§ Problem description
The records that follow should be retyped word for word.
****************************************
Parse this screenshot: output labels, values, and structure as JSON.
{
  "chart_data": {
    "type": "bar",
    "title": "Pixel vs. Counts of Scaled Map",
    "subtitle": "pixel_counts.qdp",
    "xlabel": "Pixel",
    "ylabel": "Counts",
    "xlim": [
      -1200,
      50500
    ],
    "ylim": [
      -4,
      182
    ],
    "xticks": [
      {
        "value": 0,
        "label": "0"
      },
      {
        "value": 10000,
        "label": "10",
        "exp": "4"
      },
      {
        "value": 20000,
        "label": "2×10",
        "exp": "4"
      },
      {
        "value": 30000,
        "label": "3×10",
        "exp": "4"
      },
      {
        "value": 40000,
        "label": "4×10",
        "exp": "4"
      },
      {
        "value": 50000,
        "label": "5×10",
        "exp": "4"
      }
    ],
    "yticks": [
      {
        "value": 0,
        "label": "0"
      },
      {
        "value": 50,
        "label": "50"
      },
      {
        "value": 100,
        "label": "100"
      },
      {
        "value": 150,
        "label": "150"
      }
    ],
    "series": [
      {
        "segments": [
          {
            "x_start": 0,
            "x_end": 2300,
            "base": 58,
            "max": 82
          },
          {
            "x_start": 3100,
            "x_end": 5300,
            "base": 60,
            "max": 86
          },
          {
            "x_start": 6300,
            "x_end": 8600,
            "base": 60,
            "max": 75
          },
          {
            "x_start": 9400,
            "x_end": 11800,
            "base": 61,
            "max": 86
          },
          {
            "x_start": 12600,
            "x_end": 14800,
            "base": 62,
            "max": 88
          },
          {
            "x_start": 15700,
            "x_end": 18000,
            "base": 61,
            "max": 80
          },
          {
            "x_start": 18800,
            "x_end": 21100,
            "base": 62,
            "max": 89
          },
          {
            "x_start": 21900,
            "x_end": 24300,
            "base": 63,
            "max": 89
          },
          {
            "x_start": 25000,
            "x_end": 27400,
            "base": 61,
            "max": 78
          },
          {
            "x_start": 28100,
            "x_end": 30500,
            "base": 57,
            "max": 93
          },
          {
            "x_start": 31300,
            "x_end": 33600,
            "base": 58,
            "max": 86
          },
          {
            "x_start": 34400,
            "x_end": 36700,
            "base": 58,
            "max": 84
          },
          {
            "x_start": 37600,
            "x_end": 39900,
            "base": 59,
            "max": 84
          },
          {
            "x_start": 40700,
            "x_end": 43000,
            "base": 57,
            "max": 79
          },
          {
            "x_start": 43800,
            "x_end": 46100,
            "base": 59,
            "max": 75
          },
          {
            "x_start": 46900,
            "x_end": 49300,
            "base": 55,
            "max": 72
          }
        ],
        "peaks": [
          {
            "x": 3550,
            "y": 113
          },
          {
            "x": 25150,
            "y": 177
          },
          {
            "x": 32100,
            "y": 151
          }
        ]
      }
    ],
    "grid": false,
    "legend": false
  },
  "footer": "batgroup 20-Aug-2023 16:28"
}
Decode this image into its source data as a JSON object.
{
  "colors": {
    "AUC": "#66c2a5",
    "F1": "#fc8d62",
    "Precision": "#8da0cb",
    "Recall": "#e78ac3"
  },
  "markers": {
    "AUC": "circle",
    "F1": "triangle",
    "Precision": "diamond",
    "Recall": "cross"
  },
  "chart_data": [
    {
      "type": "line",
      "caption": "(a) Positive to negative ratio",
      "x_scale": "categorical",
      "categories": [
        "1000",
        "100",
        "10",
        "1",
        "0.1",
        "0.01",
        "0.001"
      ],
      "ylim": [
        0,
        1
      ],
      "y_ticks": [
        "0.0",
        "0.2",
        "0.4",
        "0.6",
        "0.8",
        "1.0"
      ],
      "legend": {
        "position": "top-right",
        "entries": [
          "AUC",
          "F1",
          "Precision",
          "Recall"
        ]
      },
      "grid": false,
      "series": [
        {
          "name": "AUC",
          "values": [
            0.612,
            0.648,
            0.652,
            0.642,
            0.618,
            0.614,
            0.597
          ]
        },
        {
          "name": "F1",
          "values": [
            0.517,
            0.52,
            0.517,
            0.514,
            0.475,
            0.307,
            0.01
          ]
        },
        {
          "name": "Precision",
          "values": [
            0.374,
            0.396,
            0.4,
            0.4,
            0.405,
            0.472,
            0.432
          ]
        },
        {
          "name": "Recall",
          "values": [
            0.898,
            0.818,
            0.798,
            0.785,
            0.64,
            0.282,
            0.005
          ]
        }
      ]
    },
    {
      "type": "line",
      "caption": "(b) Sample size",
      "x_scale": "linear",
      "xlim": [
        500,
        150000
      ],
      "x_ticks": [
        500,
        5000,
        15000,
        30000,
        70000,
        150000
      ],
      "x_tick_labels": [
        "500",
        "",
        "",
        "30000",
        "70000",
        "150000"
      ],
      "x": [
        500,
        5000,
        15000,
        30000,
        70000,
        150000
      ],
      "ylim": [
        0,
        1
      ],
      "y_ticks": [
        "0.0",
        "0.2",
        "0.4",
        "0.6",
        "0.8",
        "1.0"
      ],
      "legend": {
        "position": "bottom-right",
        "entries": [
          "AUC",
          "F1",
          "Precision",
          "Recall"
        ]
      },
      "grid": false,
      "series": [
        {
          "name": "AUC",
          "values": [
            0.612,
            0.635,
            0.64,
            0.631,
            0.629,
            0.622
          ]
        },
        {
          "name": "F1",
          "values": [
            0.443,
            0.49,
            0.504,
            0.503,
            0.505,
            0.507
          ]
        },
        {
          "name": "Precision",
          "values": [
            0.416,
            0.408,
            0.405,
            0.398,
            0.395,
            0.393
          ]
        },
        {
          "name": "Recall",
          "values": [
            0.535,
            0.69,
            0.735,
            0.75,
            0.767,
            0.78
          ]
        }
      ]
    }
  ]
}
****************************************
§ Task solution
Parse this screenshot: output labels, values, and structure as JSON.
{
  "chart_data": {
    "type": "bar",
    "title": "Pixel vs. Counts of Scaled Map",
    "subtitle": "pixel_counts.qdp",
    "xlabel": "Pixel",
    "ylabel": "Counts",
    "xlim": [
      -1200,
      50500
    ],
    "ylim": [
      -4,
      182
    ],
    "xticks": [
      {
        "value": 0,
        "label": "0"
      },
      {
        "value": 10000,
        "label": "10",
        "exp": "4"
      },
      {
        "value": 20000,
        "label": "2×10",
        "exp": "4"
      },
      {
        "value": 30000,
        "label": "3×10",
        "exp": "4"
      },
      {
        "value": 40000,
        "label": "4×10",
        "exp": "4"
      },
      {
        "value": 50000,
        "label": "5×10",
        "exp": "4"
      }
    ],
    "yticks": [
      {
        "value": 0,
        "label": "0"
      },
      {
        "value": 50,
        "label": "50"
      },
      {
        "value": 100,
        "label": "100"
      },
      {
        "value": 150,
        "label": "150"
      }
    ],
    "series": [
      {
        "segments": [
          {
            "x_start": 0,
            "x_end": 2300,
            "base": 58,
            "max": 82
          },
          {
            "x_start": 3100,
            "x_end": 5300,
            "base": 60,
            "max": 86
          },
          {
            "x_start": 6300,
            "x_end": 8600,
            "base": 60,
            "max": 75
          },
          {
            "x_start": 9400,
            "x_end": 11800,
            "base": 61,
            "max": 86
          },
          {
            "x_start": 12600,
            "x_end": 14800,
            "base": 62,
            "max": 88
          },
          {
            "x_start": 15700,
            "x_end": 18000,
            "base": 61,
            "max": 80
          },
          {
            "x_start": 18800,
            "x_end": 21100,
            "base": 62,
            "max": 89
          },
          {
            "x_start": 21900,
            "x_end": 24300,
            "base": 63,
            "max": 89
          },
          {
            "x_start": 25000,
            "x_end": 27400,
            "base": 61,
            "max": 78
          },
          {
            "x_start": 28100,
            "x_end": 30500,
            "base": 57,
            "max": 93
          },
          {
            "x_start": 31300,
            "x_end": 33600,
            "base": 58,
            "max": 86
          },
          {
            "x_start": 34400,
            "x_end": 36700,
            "base": 58,
            "max": 84
          },
          {
            "x_start": 37600,
            "x_end": 39900,
            "base": 59,
            "max": 84
          },
          {
            "x_start": 40700,
            "x_end": 43000,
            "base": 57,
            "max": 79
          },
          {
            "x_start": 43800,
            "x_end": 46100,
            "base": 59,
            "max": 75
          },
          {
            "x_start": 46900,
            "x_end": 49300,
            "base": 55,
            "max": 72
          }
        ],
        "peaks": [
          {
            "x": 3550,
            "y": 113
          },
          {
            "x": 25150,
            "y": 177
          },
          {
            "x": 32100,
            "y": 151
          }
        ]
      }
    ],
    "grid": false,
    "legend": false
  },
  "footer": "batgroup 20-Aug-2023 16:28"
}
Decode this image into its source data as a JSON object.
{
  "colors": {
    "AUC": "#66c2a5",
    "F1": "#fc8d62",
    "Precision": "#8da0cb",
    "Recall": "#e78ac3"
  },
  "markers": {
    "AUC": "circle",
    "F1": "triangle",
    "Precision": "diamond",
    "Recall": "cross"
  },
  "chart_data": [
    {
      "type": "line",
      "caption": "(a) Positive to negative ratio",
      "x_scale": "categorical",
      "categories": [
        "1000",
        "100",
        "10",
        "1",
        "0.1",
        "0.01",
        "0.001"
      ],
      "ylim": [
        0,
        1
      ],
      "y_ticks": [
        "0.0",
        "0.2",
        "0.4",
        "0.6",
        "0.8",
        "1.0"
      ],
      "legend": {
        "position": "top-right",
        "entries": [
          "AUC",
          "F1",
          "Precision",
          "Recall"
        ]
      },
      "grid": false,
      "series": [
        {
          "name": "AUC",
          "values": [
            0.612,
            0.648,
            0.652,
            0.642,
            0.618,
            0.614,
            0.597
          ]
        },
        {
          "name": "F1",
          "values": [
            0.517,
            0.52,
            0.517,
            0.514,
            0.475,
            0.307,
            0.01
          ]
        },
        {
          "name": "Precision",
          "values": [
            0.374,
            0.396,
            0.4,
            0.4,
            0.405,
            0.472,
            0.432
          ]
        },
        {
          "name": "Recall",
          "values": [
            0.898,
            0.818,
            0.798,
            0.785,
            0.64,
            0.282,
            0.005
          ]
        }
      ]
    },
    {
      "type": "line",
      "caption": "(b) Sample size",
      "x_scale": "linear",
      "xlim": [
        500,
        150000
      ],
      "x_ticks": [
        500,
        5000,
        15000,
        30000,
        70000,
        150000
      ],
      "x_tick_labels": [
        "500",
        "",
        "",
        "30000",
        "70000",
        "150000"
      ],
      "x": [
        500,
        5000,
        15000,
        30000,
        70000,
        150000
      ],
      "ylim": [
        0,
        1
      ],
      "y_ticks": [
        "0.0",
        "0.2",
        "0.4",
        "0.6",
        "0.8",
        "1.0"
      ],
      "legend": {
        "position": "bottom-right",
        "entries": [
          "AUC",
          "F1",
          "Precision",
          "Recall"
        ]
      },
      "grid": false,
      "series": [
        {
          "name": "AUC",
          "values": [
            0.612,
            0.635,
            0.64,
            0.631,
            0.629,
            0.622
          ]
        },
        {
          "name": "F1",
          "values": [
            0.443,
            0.49,
            0.504,
            0.503,
            0.505,
            0.507
          ]
        },
        {
          "name": "Precision",
          "values": [
            0.416,
            0.408,
            0.405,
            0.398,
            0.395,
            0.393
          ]
        },
        {
          "name": "Recall",
          "values": [
            0.535,
            0.69,
            0.735,
            0.75,
            0.767,
            0.78
          ]
        }
      ]
    }
  ]
}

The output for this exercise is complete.